WHAT IS ASKED
Take the line that contains "Serialize everything readable" and all lines after it, up to and including the last line of the data, and write them out exactly; nothing else belongs in the answer.

##### RECORDS SHOWN #####

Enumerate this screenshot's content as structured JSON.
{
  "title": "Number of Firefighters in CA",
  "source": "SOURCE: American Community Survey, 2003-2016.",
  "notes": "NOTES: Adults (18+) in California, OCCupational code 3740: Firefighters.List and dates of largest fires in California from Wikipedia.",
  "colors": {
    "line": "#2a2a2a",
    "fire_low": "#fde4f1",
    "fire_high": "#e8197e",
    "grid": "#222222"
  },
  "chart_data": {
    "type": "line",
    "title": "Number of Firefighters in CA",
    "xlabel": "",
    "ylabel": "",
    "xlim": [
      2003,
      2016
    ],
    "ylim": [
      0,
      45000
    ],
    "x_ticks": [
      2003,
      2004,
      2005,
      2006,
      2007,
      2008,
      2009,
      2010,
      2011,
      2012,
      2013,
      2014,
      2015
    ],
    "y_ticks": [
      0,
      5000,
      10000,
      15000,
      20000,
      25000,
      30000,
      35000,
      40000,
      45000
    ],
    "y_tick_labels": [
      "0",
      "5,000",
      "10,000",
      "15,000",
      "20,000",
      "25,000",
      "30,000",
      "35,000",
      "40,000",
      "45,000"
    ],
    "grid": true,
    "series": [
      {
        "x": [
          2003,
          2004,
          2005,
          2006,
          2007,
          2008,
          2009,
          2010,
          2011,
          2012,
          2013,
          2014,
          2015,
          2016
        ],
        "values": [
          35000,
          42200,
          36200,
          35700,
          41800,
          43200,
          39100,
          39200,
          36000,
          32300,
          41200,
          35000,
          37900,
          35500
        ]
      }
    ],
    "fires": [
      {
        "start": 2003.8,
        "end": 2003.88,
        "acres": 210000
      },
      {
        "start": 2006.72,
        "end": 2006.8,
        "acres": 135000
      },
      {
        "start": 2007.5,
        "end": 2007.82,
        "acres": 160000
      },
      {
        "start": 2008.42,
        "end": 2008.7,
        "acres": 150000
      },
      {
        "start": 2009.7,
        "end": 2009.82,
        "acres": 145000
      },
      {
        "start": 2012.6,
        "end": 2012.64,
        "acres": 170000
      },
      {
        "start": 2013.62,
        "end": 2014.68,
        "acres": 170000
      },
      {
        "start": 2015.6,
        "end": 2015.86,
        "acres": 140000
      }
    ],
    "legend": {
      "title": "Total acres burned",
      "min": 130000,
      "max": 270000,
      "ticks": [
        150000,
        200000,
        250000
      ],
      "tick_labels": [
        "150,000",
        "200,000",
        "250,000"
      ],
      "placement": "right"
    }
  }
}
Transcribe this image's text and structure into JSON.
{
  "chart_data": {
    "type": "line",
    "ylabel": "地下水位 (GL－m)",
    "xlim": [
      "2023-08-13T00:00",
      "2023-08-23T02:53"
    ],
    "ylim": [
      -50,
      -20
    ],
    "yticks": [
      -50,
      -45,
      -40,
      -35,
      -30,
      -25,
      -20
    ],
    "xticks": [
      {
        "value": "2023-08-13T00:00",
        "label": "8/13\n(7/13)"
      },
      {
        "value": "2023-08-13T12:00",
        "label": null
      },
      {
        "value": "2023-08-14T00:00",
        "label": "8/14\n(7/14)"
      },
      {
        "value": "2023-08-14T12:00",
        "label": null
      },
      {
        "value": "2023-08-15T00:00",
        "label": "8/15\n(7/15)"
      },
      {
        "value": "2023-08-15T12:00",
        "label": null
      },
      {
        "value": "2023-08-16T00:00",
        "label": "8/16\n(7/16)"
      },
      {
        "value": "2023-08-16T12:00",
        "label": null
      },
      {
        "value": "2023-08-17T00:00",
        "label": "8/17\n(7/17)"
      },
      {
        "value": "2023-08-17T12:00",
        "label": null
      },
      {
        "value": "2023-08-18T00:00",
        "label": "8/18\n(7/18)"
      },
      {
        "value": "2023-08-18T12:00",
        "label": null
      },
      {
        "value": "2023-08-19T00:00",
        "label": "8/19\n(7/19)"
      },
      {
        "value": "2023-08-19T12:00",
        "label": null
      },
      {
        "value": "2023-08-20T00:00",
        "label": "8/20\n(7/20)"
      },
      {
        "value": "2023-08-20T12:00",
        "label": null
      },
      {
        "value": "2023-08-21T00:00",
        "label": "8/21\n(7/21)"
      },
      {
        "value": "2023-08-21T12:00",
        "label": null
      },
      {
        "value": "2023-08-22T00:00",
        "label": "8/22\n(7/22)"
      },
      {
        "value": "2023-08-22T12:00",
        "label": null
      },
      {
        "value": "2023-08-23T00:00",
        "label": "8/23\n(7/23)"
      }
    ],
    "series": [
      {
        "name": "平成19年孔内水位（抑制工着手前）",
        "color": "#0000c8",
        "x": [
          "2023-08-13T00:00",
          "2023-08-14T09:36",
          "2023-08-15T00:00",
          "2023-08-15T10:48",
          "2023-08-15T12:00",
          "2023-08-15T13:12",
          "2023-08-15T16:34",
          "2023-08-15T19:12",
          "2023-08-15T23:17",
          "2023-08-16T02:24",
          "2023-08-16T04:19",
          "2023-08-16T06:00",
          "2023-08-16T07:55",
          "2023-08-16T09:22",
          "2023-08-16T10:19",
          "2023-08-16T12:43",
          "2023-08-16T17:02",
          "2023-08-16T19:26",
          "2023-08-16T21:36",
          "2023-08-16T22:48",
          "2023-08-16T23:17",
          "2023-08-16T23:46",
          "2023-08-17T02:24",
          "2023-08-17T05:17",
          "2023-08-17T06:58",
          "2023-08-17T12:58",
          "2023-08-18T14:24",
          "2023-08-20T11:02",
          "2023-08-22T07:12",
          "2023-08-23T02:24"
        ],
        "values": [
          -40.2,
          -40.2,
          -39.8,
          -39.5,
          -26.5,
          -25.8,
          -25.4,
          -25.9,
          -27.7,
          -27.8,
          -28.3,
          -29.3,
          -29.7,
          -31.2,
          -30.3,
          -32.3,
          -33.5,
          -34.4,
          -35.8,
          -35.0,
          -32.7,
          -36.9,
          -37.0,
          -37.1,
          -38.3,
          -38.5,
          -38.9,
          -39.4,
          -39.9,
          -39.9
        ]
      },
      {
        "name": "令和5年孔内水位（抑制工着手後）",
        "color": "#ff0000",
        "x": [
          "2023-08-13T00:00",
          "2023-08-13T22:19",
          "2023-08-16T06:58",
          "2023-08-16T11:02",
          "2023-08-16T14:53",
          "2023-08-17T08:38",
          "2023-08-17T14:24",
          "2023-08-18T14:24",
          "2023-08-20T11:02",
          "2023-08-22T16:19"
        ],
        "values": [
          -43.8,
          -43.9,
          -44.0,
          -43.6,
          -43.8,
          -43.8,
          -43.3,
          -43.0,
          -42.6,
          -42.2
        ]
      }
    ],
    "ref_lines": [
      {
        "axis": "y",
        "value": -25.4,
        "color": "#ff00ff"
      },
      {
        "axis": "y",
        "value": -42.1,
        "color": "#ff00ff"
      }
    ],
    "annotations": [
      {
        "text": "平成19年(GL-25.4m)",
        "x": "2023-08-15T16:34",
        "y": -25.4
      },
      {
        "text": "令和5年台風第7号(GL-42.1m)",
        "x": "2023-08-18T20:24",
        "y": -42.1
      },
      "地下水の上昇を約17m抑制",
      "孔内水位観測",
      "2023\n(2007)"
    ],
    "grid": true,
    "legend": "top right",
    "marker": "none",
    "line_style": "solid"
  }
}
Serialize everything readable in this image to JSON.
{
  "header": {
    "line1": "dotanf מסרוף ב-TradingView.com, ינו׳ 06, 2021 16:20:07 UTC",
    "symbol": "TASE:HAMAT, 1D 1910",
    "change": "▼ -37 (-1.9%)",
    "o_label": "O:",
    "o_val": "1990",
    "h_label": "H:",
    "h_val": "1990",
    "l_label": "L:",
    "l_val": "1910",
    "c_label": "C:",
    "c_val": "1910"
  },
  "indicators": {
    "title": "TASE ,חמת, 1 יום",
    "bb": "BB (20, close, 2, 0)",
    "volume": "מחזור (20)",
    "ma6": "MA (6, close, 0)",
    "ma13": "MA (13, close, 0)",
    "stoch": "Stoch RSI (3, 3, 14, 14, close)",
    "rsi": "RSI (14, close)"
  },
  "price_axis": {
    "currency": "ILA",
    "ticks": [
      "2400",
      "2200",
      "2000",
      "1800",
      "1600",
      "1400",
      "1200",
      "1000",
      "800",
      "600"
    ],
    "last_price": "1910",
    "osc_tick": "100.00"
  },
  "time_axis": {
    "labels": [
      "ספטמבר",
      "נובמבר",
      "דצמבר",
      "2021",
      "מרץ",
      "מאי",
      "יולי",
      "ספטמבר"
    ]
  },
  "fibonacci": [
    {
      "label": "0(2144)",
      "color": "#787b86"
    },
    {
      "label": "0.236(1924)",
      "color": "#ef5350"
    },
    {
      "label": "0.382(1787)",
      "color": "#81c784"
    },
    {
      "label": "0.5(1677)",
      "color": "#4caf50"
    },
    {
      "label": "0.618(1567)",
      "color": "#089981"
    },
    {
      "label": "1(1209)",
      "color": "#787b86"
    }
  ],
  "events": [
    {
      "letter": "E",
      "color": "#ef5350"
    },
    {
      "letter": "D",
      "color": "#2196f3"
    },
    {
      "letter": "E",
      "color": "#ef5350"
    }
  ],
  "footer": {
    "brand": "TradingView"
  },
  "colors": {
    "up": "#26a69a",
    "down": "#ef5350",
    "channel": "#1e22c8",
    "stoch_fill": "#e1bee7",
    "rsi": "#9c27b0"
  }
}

#####

EXPECTED ANSWER
Serialize everything readable in this image to JSON.
{
  "header": {
    "line1": "dotanf מסרוף ב-TradingView.com, ינו׳ 06, 2021 16:20:07 UTC",
    "symbol": "TASE:HAMAT, 1D 1910",
    "change": "▼ -37 (-1.9%)",
    "o_label": "O:",
    "o_val": "1990",
    "h_label": "H:",
    "h_val": "1990",
    "l_label": "L:",
    "l_val": "1910",
    "c_label": "C:",
    "c_val": "1910"
  },
  "indicators": {
    "title": "TASE ,חמת, 1 יום",
    "bb": "BB (20, close, 2, 0)",
    "volume": "מחזור (20)",
    "ma6": "MA (6, close, 0)",
    "ma13": "MA (13, close, 0)",
    "stoch": "Stoch RSI (3, 3, 14, 14, close)",
    "rsi": "RSI (14, close)"
  },
  "price_axis": {
    "currency": "ILA",
    "ticks": [
      "2400",
      "2200",
      "2000",
      "1800",
      "1600",
      "1400",
      "1200",
      "1000",
      "800",
      "600"
    ],
    "last_price": "1910",
    "osc_tick": "100.00"
  },
  "time_axis": {
    "labels": [
      "ספטמבר",
      "נובמבר",
      "דצמבר",
      "2021",
      "מרץ",
      "מאי",
      "יולי",
      "ספטמבר"
    ]
  },
  "fibonacci": [
    {
      "label": "0(2144)",
      "color": "#787b86"
    },
    {
      "label": "0.236(1924)",
      "color": "#ef5350"
    },
    {
      "label": "0.382(1787)",
      "color": "#81c784"
    },
    {
      "label": "0.5(1677)",
      "color": "#4caf50"
    },
    {
      "label": "0.618(1567)",
      "color": "#089981"
    },
    {
      "label": "1(1209)",
      "color": "#787b86"
    }
  ],
  "events": [
    {
      "letter": "E",
      "color": "#ef5350"
    },
    {
      "letter": "D",
      "color": "#2196f3"
    },
    {
      "letter": "E",
      "color": "#ef5350"
    }
  ],
  "footer": {
    "brand": "TradingView"
  },
  "colors": {
    "up": "#26a69a",
    "down": "#ef5350",
    "channel": "#1e22c8",
    "stoch_fill": "#e1bee7",
    "rsi": "#9c27b0"
  }
}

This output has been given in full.